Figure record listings
* * * * * * * * *
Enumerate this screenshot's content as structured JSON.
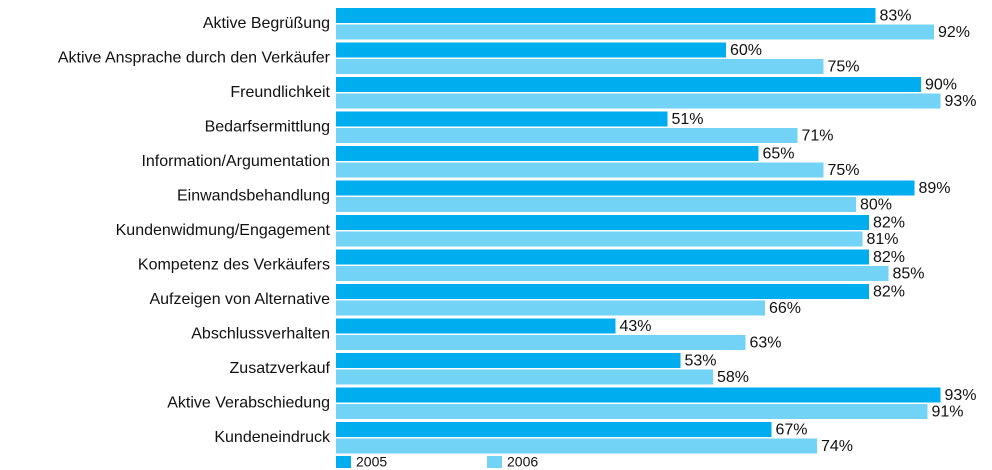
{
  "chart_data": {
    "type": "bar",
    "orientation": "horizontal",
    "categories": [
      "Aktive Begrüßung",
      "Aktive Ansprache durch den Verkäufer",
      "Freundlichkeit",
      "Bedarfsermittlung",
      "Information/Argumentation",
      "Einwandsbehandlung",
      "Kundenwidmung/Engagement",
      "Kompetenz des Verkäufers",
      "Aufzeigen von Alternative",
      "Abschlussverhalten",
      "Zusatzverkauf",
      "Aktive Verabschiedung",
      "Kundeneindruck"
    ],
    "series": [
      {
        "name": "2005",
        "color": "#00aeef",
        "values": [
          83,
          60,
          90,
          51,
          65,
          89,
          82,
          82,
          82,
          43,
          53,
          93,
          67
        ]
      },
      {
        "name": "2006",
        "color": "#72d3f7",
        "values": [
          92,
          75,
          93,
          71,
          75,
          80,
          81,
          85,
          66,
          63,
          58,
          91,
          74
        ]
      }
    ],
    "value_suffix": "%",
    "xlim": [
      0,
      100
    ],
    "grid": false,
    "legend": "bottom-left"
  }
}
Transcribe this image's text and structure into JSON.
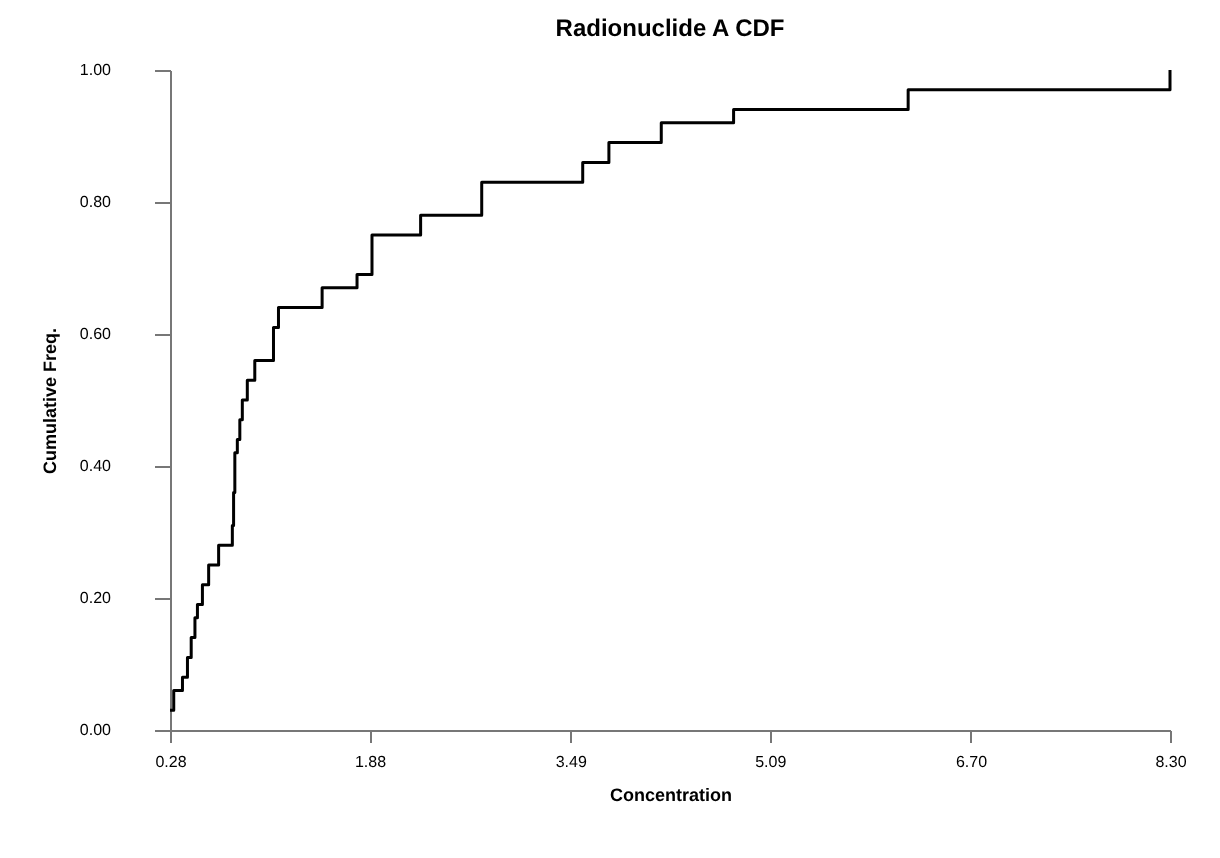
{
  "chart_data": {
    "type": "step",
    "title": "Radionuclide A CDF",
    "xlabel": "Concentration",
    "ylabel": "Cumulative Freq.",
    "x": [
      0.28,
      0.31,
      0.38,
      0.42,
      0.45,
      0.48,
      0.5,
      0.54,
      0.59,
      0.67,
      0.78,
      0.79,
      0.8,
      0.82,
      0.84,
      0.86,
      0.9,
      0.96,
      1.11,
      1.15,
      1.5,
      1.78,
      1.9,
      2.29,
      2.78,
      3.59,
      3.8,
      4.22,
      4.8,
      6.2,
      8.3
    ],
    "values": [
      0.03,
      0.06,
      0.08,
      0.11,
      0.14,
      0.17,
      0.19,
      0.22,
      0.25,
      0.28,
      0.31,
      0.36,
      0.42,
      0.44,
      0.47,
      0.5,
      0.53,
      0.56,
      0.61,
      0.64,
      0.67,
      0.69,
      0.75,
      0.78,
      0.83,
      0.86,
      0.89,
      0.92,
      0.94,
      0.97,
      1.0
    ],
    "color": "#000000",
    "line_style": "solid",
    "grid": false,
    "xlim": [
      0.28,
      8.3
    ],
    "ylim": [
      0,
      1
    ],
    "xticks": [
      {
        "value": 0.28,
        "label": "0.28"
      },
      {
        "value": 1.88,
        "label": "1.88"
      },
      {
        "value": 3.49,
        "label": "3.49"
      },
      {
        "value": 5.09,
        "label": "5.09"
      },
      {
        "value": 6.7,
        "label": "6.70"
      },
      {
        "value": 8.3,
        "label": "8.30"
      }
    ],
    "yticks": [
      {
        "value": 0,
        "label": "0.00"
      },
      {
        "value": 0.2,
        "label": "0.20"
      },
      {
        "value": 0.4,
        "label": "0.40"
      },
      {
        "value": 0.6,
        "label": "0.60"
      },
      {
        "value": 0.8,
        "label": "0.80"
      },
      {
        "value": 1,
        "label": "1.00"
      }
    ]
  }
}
* * * * * * * * *
WHAT YOU ARE ASKED TO DO
Copy each line that contains the word "color".

FULL OUTPUT
        "color": "#00aeef",
        "color": "#72d3f7",
    "color": "#000000",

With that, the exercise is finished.